Given problem - Lines that contain the string "Geotechnology" are to be copied; leave out all others.

Records for this exercise -
____________________

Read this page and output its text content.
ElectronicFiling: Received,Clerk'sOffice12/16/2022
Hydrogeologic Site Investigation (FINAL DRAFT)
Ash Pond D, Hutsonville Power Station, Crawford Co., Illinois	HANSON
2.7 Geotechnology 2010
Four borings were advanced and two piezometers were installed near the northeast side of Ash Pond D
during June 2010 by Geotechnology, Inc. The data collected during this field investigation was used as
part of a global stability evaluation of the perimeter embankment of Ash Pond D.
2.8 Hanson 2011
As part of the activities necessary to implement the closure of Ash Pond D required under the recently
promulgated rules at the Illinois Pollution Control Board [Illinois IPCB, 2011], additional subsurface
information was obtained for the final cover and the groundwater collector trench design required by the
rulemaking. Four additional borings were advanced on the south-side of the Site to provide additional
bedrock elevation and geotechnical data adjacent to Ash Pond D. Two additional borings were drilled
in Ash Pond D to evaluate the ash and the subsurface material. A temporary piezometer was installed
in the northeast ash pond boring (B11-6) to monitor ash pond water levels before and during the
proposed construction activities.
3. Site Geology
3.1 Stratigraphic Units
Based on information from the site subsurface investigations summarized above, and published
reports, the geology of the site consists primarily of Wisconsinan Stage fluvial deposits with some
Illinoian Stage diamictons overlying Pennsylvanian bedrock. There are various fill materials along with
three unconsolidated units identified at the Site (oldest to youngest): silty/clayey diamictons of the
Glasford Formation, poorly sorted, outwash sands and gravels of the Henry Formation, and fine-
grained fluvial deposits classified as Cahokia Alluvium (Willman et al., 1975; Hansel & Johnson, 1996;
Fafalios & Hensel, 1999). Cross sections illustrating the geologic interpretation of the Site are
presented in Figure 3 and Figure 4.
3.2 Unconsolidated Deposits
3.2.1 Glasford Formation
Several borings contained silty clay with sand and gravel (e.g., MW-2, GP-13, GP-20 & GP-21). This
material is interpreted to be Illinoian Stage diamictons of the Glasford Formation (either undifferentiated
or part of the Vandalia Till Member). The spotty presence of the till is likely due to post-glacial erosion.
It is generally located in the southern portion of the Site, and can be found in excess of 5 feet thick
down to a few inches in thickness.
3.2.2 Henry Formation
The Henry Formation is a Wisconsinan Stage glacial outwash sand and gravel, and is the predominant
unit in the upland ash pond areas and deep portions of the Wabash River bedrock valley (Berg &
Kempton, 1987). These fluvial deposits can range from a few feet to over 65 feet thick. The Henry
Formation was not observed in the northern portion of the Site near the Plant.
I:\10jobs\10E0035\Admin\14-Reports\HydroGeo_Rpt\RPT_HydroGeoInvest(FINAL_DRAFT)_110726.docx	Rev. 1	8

____________________

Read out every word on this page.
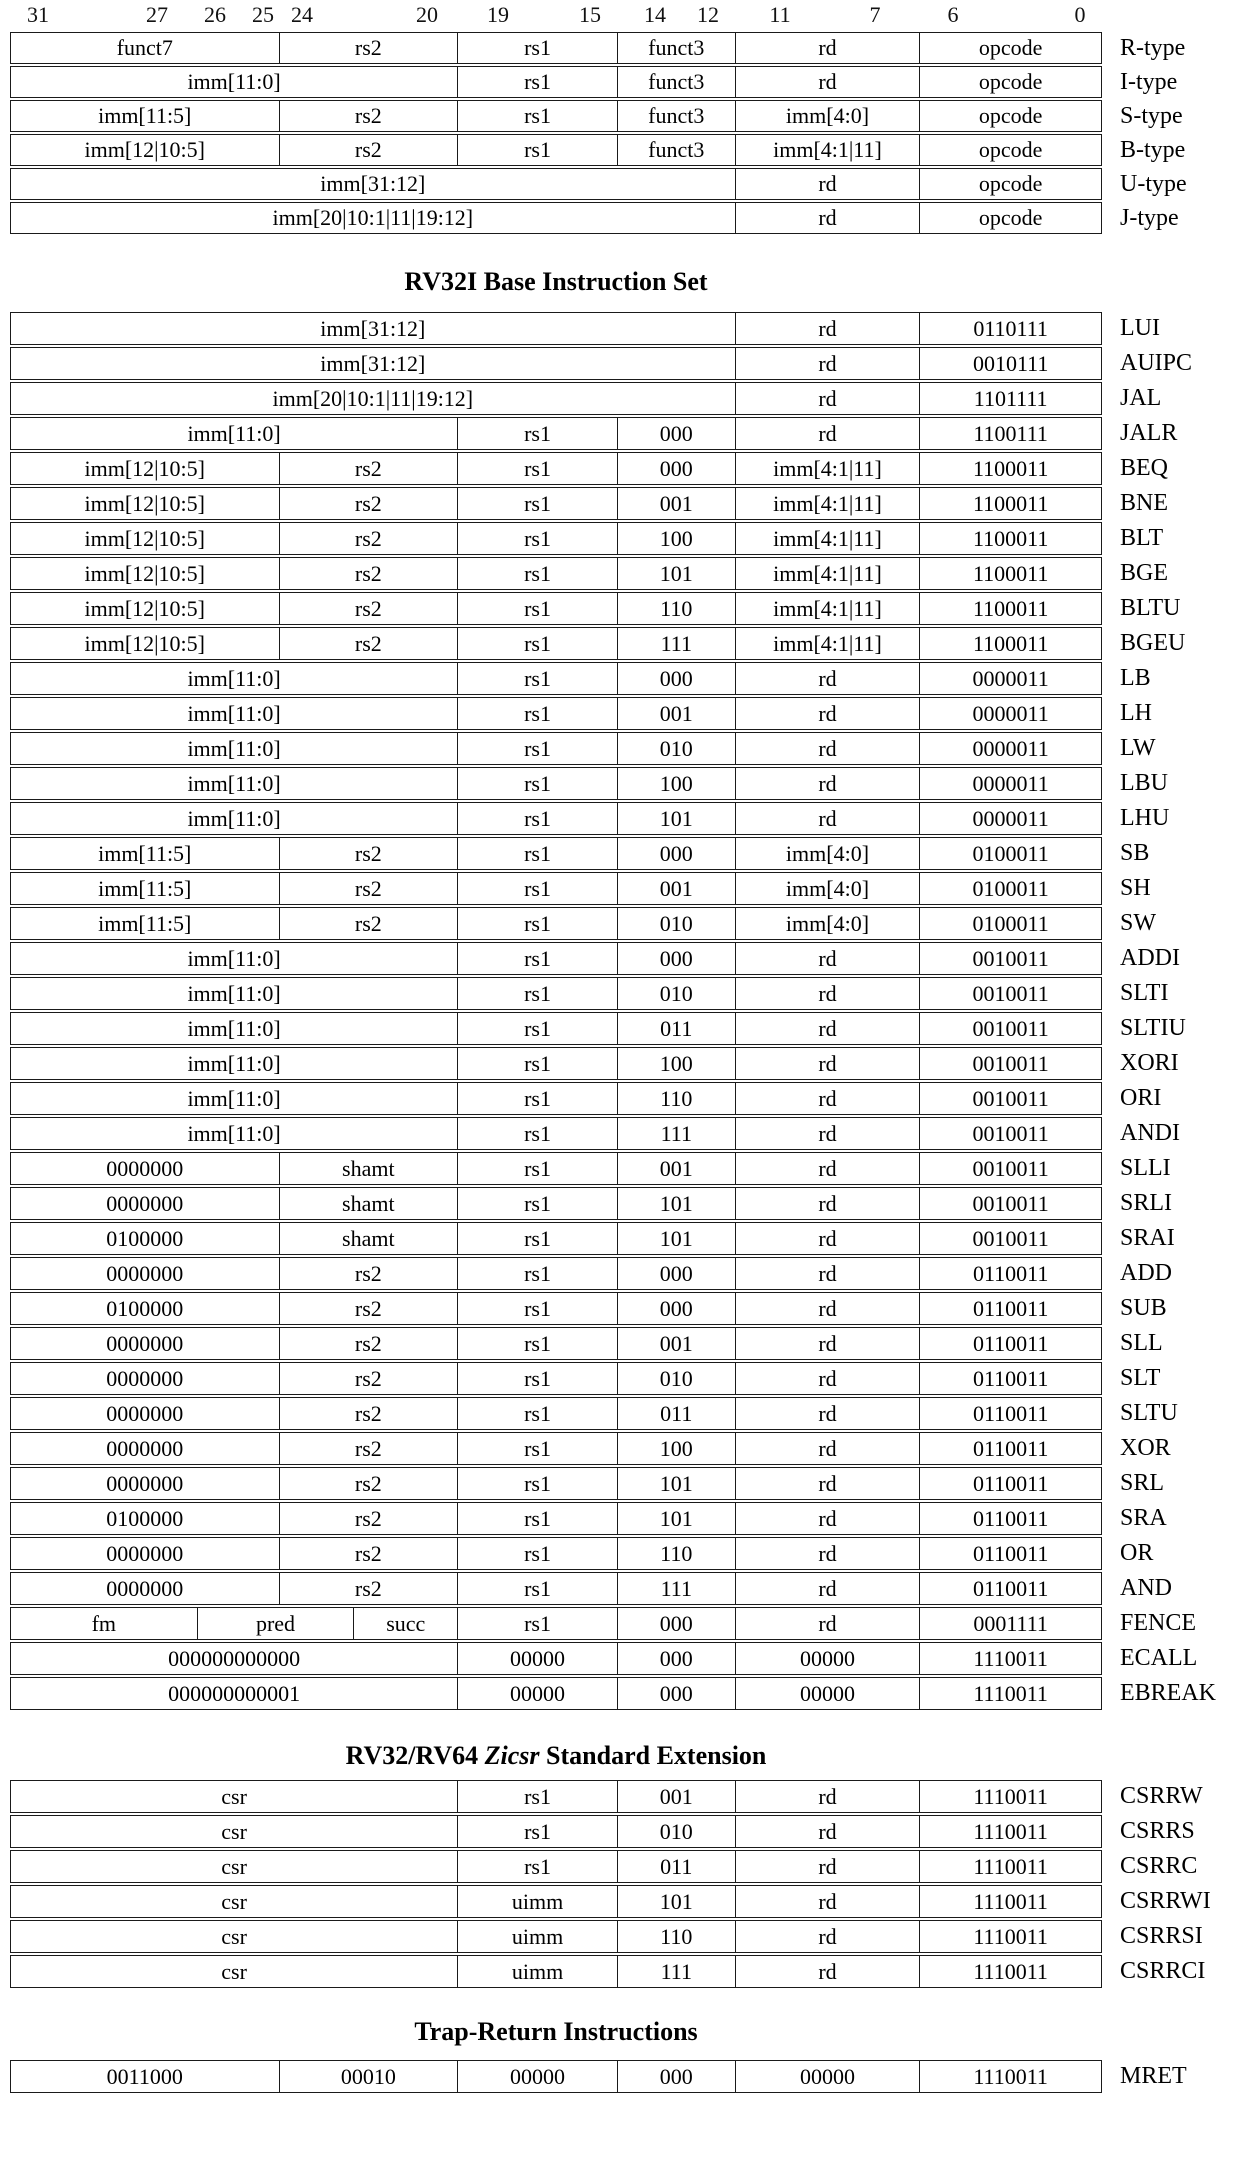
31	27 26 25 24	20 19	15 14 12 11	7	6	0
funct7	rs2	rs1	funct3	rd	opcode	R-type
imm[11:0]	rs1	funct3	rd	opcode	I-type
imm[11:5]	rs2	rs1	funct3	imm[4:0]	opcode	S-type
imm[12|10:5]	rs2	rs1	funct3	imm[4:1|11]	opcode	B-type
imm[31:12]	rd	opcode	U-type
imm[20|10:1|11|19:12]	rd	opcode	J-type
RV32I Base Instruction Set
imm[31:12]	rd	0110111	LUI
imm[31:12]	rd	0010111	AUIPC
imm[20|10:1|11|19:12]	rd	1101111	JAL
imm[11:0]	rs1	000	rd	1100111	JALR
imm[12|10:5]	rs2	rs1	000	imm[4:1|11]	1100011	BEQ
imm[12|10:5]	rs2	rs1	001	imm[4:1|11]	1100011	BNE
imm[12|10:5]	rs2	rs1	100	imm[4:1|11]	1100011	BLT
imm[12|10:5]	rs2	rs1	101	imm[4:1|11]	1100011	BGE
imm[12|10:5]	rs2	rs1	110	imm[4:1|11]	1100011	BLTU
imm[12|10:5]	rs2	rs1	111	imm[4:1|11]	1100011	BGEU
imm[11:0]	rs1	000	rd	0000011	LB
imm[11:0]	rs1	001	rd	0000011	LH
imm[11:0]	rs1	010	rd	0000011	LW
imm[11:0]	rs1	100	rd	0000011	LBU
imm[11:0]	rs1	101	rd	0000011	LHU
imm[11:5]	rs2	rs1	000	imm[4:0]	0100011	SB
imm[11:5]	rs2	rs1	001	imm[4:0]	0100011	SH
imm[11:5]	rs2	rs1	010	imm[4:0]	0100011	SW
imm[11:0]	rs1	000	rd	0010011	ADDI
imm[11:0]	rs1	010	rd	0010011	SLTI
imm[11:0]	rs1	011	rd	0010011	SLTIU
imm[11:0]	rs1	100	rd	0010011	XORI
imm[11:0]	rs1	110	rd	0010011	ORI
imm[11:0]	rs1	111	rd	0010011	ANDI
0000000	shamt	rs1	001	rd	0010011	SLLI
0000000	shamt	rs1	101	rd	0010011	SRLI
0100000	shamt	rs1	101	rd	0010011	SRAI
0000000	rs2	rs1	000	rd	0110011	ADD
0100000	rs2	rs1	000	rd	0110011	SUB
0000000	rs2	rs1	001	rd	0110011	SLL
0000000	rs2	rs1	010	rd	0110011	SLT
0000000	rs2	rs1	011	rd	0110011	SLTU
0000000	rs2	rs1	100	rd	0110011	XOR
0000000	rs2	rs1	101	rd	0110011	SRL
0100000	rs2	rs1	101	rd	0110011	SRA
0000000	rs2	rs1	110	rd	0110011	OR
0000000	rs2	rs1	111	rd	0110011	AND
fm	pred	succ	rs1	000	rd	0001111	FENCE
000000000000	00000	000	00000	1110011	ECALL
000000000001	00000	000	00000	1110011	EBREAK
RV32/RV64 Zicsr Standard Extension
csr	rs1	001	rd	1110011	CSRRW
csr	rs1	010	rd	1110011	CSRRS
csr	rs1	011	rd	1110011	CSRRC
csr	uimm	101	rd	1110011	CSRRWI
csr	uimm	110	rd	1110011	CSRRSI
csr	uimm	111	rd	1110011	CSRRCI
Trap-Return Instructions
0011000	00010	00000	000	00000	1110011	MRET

____________________

The answer -
2.7 Geotechnology 2010
during June 2010 by Geotechnology, Inc. The data collected during this field investigation was used as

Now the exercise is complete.